◆ The problem
Count how many lines of the material hold "name". Respond with that number alone.

Data items:
== == ==

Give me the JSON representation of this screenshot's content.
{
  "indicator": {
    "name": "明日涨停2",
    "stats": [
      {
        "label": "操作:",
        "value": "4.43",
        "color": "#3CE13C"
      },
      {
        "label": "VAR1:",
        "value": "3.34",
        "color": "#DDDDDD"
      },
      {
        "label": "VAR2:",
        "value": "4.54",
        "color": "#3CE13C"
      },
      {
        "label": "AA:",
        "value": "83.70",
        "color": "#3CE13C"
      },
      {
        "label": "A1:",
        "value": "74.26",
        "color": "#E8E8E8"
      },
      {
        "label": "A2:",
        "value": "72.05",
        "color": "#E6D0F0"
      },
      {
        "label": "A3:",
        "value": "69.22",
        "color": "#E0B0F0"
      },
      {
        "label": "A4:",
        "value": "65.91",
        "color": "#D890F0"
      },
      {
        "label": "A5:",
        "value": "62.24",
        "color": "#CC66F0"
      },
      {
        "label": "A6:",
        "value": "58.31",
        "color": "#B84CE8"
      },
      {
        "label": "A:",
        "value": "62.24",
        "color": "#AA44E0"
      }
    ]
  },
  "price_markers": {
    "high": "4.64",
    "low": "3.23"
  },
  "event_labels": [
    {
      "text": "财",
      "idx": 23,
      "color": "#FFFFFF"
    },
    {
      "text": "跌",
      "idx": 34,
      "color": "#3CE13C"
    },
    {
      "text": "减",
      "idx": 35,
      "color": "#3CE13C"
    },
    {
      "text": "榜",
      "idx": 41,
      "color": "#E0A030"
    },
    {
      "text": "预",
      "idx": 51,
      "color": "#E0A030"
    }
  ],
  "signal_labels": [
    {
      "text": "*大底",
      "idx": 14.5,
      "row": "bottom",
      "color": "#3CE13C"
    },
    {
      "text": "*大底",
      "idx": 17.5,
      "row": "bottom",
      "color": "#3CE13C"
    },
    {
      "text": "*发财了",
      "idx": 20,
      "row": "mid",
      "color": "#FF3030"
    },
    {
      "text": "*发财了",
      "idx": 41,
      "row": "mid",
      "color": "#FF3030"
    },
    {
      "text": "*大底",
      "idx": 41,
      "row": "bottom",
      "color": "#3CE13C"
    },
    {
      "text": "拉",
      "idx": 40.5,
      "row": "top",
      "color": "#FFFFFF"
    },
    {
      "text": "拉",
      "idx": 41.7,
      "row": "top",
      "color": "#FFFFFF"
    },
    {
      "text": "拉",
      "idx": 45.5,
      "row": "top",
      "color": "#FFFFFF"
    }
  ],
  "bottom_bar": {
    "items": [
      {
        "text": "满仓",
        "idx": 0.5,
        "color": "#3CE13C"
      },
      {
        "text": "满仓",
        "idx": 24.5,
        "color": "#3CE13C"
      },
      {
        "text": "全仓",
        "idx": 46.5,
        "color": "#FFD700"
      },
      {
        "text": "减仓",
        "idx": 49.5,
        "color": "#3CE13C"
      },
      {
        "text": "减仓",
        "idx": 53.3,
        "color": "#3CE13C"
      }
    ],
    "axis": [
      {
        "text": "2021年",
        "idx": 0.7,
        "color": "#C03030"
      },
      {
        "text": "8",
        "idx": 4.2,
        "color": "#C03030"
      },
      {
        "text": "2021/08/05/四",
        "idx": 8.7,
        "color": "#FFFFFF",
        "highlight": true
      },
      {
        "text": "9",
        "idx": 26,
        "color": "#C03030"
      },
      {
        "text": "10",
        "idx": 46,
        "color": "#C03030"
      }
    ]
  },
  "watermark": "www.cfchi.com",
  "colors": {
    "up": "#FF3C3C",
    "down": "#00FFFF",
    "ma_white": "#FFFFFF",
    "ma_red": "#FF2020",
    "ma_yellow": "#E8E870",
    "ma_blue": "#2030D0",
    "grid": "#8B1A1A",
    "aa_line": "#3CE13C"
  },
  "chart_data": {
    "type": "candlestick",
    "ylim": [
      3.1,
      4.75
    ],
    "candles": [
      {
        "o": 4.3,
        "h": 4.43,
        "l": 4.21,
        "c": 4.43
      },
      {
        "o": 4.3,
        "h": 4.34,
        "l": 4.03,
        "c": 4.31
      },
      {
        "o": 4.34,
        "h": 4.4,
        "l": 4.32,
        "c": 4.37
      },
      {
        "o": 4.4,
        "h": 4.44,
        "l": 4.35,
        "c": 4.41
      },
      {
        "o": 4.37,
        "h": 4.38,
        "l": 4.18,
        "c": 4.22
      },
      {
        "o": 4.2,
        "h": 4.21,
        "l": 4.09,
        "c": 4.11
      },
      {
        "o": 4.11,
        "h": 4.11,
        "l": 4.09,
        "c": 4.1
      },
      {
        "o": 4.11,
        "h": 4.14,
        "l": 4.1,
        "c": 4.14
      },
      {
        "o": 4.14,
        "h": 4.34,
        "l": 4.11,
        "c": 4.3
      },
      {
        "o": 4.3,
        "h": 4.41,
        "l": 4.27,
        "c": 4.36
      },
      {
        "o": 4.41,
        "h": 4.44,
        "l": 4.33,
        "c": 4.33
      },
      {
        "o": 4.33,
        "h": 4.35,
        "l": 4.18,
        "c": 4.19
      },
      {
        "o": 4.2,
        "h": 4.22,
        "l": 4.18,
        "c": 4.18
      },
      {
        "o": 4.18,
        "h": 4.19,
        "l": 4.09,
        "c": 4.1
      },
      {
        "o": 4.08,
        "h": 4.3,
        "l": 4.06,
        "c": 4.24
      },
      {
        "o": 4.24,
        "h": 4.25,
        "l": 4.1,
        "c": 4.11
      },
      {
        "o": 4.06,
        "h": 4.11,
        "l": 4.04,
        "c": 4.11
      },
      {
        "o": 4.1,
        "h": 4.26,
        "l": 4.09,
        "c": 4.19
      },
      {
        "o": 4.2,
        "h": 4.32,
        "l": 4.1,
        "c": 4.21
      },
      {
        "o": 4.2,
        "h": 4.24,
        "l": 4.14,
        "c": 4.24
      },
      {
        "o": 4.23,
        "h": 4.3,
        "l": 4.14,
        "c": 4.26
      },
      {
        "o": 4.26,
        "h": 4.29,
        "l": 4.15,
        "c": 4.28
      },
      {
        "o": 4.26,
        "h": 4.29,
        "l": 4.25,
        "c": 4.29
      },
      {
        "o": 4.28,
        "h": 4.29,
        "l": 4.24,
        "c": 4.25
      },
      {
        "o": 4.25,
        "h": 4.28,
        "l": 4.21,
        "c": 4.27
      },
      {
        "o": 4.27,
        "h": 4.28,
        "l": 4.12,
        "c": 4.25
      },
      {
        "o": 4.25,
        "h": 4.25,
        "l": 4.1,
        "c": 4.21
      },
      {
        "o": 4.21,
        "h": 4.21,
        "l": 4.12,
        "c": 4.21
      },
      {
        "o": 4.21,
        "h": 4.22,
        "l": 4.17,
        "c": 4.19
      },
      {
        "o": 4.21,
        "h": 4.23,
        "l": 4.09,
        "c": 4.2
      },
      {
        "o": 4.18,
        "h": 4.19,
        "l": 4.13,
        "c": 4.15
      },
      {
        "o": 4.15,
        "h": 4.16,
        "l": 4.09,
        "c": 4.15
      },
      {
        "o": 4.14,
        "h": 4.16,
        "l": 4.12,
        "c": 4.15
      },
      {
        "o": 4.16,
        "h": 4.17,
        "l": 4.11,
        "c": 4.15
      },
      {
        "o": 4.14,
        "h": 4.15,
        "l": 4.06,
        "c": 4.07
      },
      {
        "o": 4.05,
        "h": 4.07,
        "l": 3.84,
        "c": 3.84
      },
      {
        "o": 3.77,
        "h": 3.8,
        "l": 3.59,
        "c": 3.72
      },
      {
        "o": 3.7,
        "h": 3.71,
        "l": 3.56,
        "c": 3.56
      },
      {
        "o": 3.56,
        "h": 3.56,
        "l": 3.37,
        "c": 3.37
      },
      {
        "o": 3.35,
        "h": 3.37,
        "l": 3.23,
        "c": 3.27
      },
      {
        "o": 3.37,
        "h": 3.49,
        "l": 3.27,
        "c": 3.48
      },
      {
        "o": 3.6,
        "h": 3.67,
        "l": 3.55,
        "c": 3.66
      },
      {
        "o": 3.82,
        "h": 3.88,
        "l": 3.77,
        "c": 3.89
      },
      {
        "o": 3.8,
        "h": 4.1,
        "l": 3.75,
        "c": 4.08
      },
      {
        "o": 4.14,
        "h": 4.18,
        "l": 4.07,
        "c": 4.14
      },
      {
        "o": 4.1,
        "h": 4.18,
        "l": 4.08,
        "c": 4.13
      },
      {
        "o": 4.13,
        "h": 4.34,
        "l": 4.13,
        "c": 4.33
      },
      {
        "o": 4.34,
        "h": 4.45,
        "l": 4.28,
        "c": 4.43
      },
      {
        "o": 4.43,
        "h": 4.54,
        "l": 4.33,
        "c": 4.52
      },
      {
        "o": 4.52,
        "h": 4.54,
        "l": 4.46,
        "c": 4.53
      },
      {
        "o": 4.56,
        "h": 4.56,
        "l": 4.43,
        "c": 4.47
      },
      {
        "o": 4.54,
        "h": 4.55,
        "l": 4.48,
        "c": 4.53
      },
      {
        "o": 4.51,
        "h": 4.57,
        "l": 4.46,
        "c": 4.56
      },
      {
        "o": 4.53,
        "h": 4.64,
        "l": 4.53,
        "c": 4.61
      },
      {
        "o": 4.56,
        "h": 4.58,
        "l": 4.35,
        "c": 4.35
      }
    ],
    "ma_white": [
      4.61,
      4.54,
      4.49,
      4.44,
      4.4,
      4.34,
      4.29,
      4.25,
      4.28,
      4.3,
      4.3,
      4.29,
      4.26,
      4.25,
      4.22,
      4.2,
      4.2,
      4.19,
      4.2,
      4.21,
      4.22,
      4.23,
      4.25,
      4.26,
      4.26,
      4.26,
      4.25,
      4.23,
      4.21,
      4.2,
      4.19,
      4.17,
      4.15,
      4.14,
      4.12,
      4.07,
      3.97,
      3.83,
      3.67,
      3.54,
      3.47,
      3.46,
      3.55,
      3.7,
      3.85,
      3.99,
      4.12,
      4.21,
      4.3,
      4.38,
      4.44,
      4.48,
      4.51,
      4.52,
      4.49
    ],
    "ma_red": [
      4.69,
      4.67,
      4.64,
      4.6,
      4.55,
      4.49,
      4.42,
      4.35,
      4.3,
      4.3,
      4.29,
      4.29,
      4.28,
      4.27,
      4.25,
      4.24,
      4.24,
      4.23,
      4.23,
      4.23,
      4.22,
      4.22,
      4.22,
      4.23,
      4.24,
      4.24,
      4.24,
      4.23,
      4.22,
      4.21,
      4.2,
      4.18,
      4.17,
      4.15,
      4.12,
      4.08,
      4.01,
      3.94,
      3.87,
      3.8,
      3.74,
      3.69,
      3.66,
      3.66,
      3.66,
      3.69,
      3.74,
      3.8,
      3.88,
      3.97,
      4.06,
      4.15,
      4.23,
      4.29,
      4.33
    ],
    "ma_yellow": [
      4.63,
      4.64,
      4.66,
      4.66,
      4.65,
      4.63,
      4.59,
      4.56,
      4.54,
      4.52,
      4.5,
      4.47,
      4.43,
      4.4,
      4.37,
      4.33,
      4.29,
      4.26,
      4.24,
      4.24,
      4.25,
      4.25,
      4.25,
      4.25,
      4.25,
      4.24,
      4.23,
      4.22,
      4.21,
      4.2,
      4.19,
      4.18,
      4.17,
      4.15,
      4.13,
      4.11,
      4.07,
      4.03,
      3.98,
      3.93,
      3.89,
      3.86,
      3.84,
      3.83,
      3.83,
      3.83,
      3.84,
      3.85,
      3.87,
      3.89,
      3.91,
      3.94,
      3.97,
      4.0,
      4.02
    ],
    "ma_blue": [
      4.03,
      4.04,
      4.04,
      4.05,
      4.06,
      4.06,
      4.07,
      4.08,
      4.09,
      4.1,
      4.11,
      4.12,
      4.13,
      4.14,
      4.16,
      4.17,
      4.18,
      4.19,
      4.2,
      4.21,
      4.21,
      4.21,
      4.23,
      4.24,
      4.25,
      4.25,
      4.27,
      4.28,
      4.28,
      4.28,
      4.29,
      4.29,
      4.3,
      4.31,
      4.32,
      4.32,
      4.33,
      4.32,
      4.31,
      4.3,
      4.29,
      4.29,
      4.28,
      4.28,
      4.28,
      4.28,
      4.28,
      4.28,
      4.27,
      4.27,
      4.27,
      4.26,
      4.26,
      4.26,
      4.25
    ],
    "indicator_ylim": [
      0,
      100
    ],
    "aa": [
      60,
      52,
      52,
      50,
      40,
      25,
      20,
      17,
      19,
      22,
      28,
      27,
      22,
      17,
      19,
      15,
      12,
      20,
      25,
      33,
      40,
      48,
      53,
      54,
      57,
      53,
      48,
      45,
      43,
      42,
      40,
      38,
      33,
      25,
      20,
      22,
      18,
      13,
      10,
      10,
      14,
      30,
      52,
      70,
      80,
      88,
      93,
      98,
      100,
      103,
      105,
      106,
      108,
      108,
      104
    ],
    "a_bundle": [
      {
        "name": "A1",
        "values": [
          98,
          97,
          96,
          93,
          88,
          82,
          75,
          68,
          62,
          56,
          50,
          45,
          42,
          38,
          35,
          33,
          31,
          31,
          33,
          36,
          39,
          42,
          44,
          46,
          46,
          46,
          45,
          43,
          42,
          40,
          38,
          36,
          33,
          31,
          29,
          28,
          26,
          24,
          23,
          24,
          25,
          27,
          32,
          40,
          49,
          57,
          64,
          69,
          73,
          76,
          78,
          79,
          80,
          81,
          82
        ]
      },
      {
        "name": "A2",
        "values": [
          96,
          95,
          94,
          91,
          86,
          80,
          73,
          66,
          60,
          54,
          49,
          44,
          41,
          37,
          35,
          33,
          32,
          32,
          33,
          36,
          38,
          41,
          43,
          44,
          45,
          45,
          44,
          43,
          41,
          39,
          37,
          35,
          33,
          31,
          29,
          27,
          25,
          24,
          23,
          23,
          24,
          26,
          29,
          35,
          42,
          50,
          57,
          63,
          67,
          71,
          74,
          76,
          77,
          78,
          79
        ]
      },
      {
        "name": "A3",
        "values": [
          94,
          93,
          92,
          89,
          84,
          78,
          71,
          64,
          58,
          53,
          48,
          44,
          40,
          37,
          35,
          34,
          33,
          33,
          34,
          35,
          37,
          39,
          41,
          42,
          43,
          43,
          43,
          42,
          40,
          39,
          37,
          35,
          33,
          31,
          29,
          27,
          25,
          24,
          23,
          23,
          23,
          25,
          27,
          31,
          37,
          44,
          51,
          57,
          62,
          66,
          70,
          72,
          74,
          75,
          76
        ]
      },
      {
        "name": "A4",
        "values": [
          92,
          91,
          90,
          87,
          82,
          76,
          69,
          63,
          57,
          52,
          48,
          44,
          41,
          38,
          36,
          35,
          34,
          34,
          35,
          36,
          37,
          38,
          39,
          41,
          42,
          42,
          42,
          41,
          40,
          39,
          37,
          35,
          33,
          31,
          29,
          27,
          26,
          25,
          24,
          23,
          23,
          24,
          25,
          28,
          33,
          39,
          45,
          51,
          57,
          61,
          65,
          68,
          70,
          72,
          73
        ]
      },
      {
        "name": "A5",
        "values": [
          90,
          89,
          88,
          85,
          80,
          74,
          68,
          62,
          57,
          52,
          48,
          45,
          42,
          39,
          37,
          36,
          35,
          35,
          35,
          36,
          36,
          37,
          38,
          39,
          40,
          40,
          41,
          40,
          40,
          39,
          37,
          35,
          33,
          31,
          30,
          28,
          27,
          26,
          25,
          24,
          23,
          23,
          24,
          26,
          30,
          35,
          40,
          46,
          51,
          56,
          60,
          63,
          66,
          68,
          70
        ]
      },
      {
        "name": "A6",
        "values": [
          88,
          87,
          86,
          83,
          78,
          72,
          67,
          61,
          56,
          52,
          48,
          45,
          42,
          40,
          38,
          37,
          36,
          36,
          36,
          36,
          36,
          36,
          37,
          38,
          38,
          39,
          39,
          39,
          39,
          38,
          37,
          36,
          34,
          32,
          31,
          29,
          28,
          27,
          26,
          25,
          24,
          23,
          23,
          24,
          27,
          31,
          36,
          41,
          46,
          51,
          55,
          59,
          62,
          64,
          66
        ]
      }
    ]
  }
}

== == ==

◆ Exercise solution
7